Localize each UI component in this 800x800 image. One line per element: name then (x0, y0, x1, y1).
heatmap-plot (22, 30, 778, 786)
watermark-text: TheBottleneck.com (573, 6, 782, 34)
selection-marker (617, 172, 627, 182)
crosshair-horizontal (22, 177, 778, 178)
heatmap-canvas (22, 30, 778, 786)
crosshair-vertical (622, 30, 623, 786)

## What you need to do
Repeat every line of the records, the request included, shifting each coordinate in the answers up by 8.

## Answer to the problem
Localize each UI component in this 800x800 image. One line per element: name then (x0, y0, x1, y1).
heatmap-plot (30, 38, 786, 794)
watermark-text: TheBottleneck.com (581, 14, 790, 42)
selection-marker (625, 180, 635, 190)
crosshair-horizontal (30, 185, 786, 186)
heatmap-canvas (30, 38, 786, 794)
crosshair-vertical (630, 38, 631, 794)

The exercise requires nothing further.